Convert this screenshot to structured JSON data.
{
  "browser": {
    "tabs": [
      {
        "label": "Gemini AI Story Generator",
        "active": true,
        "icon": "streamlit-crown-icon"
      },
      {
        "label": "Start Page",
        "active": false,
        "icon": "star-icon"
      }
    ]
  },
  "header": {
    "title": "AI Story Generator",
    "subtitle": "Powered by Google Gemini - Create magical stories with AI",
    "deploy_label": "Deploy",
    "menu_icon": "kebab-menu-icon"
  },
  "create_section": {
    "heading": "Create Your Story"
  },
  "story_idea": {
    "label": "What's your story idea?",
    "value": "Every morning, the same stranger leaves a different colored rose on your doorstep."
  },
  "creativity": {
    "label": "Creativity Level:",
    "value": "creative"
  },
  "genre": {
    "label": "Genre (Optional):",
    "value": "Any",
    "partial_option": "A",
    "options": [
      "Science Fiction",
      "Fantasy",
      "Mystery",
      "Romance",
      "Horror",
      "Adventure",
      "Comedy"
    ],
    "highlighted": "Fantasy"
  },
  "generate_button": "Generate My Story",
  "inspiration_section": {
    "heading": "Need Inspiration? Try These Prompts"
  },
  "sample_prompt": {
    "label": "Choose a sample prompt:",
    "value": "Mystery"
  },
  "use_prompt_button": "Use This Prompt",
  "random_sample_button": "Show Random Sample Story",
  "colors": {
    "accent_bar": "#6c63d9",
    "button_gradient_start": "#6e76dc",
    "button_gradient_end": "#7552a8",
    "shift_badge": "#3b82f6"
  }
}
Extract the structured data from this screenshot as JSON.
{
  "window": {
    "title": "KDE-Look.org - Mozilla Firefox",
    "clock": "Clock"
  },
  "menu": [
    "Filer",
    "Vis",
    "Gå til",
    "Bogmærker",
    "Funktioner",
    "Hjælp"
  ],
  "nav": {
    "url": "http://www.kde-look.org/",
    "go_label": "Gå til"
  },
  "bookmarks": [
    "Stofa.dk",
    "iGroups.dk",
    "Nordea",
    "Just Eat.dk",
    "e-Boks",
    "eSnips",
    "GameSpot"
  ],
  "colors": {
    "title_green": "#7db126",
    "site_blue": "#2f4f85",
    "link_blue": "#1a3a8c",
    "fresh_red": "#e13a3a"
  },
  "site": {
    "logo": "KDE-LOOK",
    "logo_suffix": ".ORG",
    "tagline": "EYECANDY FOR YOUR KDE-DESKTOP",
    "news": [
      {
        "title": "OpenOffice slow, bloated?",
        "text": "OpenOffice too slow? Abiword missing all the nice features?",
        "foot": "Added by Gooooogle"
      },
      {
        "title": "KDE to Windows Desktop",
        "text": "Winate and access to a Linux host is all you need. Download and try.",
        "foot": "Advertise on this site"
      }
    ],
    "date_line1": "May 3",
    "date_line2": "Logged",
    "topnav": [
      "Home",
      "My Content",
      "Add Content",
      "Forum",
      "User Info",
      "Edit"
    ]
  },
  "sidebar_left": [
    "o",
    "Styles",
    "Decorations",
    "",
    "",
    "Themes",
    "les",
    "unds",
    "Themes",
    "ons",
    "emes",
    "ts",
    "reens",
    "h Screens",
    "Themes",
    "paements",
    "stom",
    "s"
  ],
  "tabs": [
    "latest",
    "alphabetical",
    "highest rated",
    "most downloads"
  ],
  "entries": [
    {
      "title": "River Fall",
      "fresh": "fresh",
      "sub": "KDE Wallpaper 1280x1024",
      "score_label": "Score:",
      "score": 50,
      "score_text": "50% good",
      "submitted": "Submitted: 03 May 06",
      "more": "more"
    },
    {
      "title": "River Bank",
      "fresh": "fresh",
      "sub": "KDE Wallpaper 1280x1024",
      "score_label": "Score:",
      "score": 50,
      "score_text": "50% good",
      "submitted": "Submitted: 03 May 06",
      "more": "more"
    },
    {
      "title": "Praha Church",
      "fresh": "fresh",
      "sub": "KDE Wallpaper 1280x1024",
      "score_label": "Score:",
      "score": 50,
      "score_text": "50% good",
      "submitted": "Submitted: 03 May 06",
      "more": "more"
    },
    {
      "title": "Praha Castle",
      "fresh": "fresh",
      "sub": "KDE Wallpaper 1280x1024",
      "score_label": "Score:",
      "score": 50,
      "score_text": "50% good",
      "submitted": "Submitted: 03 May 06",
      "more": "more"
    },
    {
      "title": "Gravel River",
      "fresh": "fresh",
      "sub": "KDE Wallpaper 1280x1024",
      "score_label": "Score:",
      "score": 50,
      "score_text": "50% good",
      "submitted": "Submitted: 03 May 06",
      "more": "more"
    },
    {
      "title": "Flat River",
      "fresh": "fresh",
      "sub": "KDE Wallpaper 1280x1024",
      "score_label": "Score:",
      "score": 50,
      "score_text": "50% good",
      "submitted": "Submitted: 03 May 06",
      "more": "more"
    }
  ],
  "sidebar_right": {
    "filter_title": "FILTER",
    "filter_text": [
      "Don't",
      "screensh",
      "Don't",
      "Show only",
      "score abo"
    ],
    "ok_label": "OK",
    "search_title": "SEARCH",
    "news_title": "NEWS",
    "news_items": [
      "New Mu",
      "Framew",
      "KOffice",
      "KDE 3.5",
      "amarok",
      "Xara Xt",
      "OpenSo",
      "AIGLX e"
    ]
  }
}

══════════

Pick out each line that holds the string "data".

Convert this screenshot to structured JSON data.
Extract the structured data from this screenshot as JSON.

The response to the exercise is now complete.